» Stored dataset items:
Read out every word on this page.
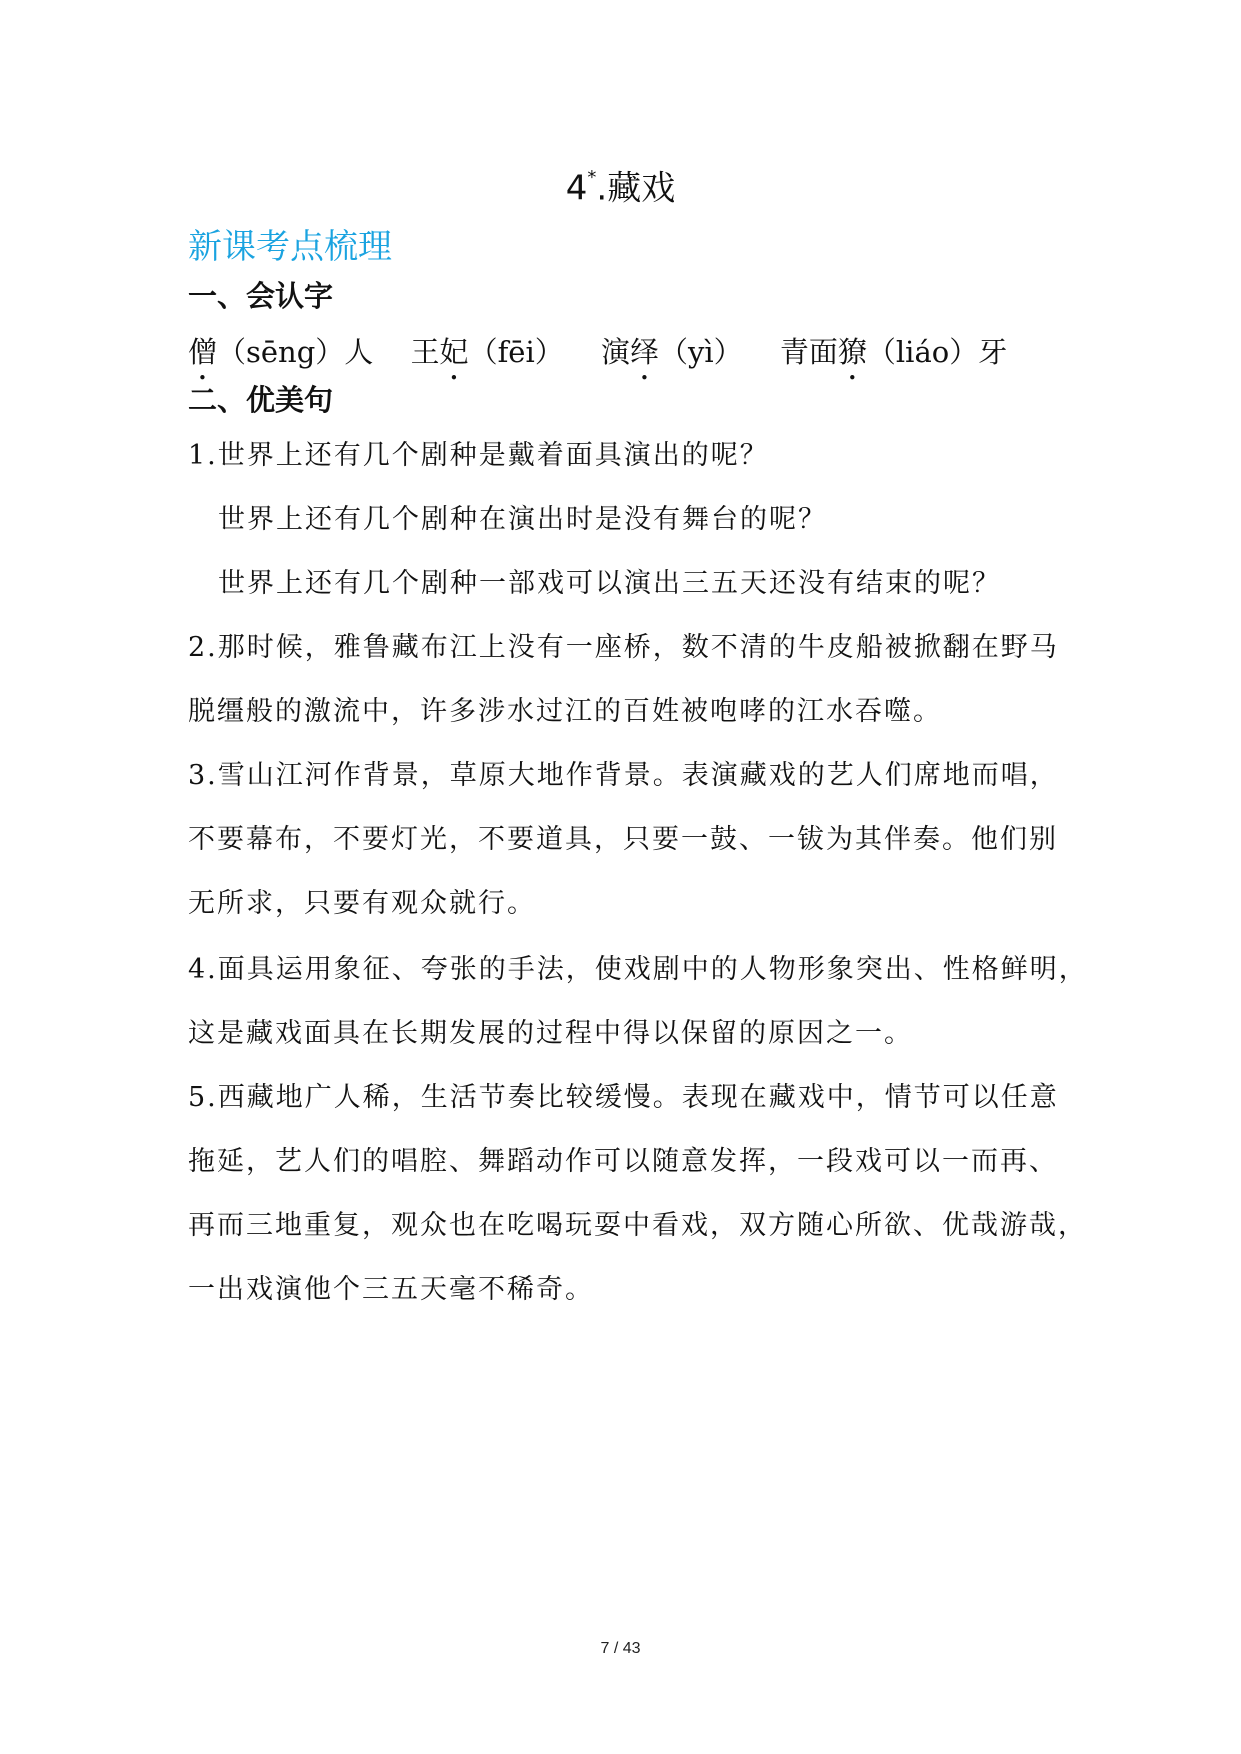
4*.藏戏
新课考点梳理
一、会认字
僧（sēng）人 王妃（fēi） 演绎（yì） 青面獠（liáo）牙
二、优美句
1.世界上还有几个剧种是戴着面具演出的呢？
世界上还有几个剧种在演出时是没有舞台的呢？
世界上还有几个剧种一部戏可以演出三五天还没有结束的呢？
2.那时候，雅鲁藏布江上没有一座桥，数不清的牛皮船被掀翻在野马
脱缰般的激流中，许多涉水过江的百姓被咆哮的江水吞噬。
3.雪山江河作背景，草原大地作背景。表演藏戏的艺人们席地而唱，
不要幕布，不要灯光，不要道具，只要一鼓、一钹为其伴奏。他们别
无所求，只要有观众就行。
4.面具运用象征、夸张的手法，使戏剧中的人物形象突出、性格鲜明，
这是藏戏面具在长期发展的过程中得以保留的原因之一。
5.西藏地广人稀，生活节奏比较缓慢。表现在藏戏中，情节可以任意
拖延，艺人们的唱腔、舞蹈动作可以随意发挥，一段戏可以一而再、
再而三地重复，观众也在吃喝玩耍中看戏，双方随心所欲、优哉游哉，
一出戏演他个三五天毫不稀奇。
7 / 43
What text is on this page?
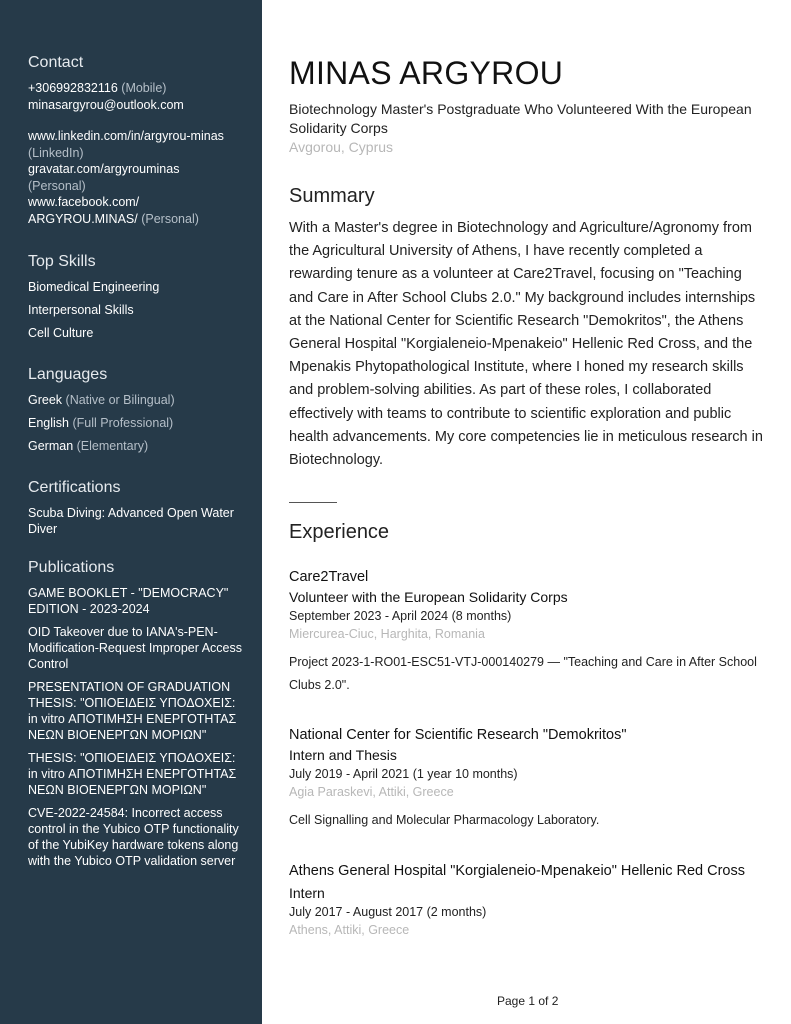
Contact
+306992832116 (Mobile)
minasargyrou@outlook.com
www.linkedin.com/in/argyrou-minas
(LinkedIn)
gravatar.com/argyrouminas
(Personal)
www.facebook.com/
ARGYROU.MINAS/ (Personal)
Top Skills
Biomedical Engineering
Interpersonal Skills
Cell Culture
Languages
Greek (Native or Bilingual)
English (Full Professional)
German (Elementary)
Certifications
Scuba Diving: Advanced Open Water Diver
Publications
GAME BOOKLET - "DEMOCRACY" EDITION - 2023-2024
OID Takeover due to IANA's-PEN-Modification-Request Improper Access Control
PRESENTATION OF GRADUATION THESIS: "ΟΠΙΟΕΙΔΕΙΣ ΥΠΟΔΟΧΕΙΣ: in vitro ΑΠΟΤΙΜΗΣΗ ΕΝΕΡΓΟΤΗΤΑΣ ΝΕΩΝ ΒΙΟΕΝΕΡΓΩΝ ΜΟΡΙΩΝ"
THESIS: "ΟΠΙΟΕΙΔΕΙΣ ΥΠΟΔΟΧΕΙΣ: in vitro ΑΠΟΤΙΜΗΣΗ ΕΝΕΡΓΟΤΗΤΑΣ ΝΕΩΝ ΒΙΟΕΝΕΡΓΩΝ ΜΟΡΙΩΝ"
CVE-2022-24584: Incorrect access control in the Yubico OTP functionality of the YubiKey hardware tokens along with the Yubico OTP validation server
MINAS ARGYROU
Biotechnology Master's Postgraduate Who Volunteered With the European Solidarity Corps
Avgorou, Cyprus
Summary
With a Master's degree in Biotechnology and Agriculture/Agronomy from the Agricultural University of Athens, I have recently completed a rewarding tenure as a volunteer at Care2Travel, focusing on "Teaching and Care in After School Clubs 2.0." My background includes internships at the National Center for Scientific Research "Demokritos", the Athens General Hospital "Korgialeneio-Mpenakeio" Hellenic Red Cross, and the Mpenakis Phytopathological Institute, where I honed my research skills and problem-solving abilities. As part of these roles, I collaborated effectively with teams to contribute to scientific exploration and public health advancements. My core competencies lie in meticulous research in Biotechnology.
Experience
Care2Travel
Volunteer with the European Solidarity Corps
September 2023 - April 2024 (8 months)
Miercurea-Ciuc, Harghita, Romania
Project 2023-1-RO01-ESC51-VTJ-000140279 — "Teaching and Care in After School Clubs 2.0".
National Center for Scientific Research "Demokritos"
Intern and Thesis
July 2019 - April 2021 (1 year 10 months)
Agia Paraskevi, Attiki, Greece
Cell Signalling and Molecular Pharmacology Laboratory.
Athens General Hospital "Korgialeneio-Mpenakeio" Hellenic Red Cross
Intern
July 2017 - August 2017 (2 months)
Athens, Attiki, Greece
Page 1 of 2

* * *

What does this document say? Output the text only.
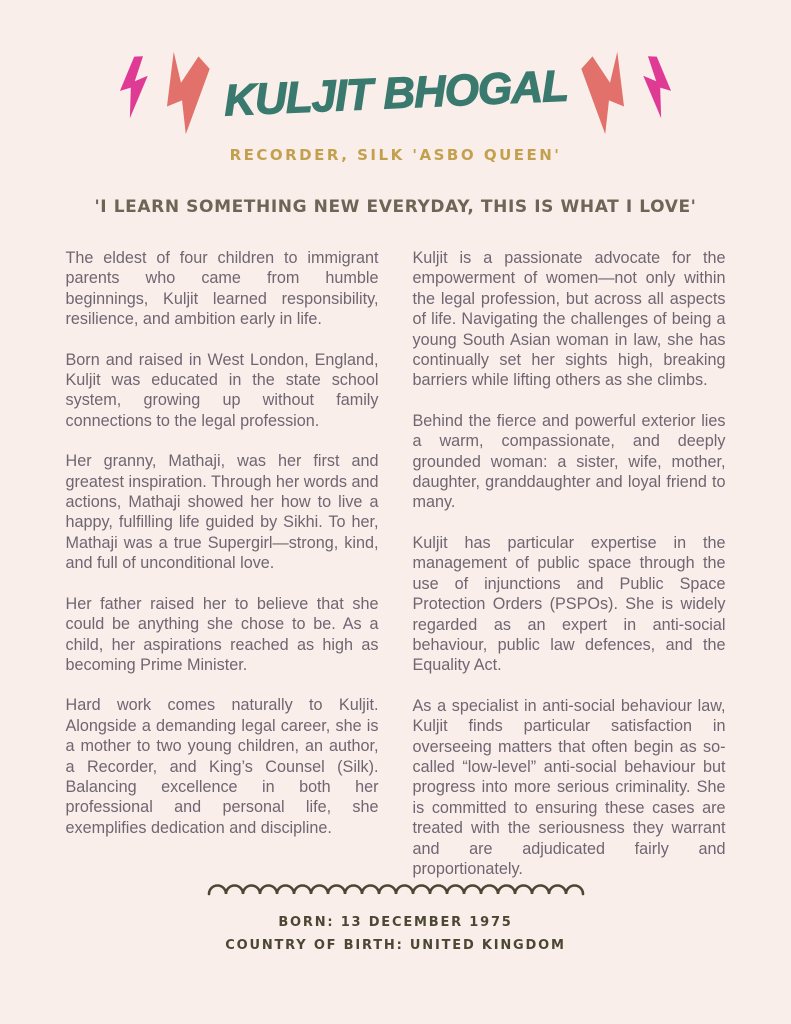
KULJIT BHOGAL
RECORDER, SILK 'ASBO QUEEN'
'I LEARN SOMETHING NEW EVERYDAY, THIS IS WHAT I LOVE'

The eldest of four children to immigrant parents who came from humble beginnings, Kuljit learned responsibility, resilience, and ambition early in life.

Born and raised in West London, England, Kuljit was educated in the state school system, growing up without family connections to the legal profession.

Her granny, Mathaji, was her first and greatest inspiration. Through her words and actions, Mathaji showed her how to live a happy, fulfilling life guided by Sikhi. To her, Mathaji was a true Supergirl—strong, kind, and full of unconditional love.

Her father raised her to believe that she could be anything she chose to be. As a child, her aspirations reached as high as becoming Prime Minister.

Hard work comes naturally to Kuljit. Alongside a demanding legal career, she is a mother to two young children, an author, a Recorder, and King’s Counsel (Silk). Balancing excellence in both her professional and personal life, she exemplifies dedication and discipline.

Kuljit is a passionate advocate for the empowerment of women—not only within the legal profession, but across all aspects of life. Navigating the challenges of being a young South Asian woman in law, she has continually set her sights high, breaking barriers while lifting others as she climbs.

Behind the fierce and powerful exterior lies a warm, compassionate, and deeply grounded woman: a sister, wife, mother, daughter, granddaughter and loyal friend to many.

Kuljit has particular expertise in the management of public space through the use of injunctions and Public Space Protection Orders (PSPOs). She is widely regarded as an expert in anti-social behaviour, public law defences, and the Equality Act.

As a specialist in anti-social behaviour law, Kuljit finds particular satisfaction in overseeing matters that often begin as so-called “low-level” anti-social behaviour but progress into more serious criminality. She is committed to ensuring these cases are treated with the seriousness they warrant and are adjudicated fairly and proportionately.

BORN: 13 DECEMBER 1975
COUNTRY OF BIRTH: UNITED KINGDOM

» Stated problem: Pull out every line containing "text".

» Written reply:
What text is on this page?
What does this document say? Output the text only.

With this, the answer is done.